[[ Data for analysis, beginning ]]

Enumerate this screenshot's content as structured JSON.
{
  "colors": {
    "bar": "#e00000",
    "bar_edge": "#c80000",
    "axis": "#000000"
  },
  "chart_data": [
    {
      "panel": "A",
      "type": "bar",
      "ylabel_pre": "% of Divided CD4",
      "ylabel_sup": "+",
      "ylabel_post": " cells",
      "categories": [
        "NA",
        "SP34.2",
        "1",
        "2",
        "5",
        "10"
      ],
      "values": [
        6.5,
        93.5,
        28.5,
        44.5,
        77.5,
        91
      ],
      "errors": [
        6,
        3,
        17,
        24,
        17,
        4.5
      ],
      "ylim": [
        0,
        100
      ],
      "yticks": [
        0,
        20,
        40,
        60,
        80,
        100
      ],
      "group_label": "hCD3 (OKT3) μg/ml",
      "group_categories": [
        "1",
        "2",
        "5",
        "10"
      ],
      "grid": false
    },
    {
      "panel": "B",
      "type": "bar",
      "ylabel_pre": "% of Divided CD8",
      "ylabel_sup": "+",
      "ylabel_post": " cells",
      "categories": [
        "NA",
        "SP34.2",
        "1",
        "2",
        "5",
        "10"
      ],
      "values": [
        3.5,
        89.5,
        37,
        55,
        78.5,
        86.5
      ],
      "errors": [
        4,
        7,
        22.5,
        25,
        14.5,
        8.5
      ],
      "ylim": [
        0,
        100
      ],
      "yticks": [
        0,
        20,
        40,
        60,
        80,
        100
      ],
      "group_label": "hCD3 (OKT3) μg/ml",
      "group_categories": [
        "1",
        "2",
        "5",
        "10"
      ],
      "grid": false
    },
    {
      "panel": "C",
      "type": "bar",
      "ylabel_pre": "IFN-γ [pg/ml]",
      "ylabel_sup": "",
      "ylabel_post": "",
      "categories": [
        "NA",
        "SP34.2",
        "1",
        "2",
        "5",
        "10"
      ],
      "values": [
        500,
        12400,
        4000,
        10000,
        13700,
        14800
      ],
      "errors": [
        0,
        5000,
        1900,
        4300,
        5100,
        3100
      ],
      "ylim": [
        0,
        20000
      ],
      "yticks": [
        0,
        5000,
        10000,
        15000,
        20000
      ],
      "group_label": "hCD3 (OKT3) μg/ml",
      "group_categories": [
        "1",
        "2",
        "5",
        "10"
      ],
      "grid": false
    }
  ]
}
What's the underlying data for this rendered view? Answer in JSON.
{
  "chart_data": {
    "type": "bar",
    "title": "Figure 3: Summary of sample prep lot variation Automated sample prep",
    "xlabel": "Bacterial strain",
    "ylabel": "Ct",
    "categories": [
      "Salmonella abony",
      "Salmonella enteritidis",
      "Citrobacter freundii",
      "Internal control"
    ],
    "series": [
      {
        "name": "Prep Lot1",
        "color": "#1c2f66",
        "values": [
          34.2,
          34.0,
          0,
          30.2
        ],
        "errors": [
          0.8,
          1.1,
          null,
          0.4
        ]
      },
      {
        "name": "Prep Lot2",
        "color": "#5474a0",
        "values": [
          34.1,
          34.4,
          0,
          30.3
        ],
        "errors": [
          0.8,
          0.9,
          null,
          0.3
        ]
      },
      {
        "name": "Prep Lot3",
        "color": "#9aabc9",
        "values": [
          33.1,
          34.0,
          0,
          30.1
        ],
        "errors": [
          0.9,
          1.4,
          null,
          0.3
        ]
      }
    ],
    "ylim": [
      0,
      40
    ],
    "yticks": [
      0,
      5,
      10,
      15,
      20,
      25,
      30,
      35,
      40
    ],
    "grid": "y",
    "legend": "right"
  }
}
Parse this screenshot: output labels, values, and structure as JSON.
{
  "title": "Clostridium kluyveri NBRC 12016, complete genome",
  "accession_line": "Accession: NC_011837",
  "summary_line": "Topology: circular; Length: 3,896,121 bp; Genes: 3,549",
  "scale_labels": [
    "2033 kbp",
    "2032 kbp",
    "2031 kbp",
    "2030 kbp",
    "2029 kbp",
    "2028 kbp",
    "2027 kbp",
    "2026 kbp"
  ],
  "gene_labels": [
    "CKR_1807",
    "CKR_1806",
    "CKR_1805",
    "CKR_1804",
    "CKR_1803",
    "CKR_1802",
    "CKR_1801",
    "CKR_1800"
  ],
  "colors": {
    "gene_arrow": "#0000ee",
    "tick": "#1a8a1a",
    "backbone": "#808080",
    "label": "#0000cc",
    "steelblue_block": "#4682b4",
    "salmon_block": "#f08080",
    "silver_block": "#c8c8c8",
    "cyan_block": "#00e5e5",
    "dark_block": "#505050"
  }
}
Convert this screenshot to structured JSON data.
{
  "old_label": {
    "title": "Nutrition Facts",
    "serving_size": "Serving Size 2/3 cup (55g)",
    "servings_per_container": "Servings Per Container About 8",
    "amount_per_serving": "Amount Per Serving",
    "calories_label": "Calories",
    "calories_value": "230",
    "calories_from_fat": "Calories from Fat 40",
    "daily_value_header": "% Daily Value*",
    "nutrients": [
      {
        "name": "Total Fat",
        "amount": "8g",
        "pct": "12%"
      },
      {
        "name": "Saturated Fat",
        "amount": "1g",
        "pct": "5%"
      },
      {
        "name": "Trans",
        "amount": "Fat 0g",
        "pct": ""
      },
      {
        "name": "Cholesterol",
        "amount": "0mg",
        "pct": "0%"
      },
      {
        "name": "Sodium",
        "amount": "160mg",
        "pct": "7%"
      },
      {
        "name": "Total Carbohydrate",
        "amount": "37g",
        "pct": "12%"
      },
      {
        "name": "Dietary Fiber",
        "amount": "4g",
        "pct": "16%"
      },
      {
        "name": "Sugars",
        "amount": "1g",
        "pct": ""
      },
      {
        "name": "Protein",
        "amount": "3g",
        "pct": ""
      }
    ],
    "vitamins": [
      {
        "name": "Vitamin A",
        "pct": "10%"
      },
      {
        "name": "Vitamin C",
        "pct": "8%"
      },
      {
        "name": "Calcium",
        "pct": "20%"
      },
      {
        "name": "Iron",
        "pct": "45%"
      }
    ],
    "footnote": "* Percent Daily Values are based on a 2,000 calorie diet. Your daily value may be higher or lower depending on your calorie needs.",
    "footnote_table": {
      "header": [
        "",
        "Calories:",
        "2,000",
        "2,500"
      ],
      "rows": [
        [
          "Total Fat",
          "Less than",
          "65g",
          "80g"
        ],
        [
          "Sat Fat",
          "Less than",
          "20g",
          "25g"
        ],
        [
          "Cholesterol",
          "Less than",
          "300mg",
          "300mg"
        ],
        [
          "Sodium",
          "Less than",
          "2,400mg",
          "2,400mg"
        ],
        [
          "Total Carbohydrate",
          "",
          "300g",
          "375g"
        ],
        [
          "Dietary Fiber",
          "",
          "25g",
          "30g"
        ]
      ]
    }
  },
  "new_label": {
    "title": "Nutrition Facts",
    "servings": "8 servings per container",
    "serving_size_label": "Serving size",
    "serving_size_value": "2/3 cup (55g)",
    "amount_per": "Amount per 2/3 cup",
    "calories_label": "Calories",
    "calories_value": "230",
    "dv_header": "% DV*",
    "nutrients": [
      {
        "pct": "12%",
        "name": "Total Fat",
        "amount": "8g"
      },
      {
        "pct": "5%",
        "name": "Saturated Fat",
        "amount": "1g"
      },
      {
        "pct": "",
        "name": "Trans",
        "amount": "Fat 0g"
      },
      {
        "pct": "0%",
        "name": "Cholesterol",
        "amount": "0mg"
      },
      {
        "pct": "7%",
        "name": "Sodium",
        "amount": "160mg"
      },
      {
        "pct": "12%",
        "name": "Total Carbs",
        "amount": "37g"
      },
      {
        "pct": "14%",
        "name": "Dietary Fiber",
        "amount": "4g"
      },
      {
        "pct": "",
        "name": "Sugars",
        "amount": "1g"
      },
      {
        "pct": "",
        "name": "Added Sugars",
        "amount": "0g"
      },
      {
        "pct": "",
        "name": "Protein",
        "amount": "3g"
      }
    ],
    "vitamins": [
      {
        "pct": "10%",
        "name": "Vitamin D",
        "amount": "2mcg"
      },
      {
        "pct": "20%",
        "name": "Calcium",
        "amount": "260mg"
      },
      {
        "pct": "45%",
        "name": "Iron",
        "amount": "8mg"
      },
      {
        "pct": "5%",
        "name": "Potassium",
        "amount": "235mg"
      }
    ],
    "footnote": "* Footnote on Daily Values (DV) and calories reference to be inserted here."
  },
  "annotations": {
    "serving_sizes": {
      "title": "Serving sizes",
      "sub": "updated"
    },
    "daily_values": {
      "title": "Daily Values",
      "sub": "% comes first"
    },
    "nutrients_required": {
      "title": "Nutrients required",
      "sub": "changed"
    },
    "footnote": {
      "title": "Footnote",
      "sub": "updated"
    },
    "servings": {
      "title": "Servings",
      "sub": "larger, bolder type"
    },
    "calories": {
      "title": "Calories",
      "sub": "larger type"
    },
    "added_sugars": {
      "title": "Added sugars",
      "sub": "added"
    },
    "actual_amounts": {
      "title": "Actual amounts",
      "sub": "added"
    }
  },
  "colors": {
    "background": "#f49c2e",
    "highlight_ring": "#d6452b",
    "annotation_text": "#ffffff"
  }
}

[[ Data for analysis, end ]]

Description of the task: Every line above that holds "Divided" should be copied out.

Task output:
      "ylabel_pre": "% of Divided CD4",
      "ylabel_pre": "% of Divided CD8",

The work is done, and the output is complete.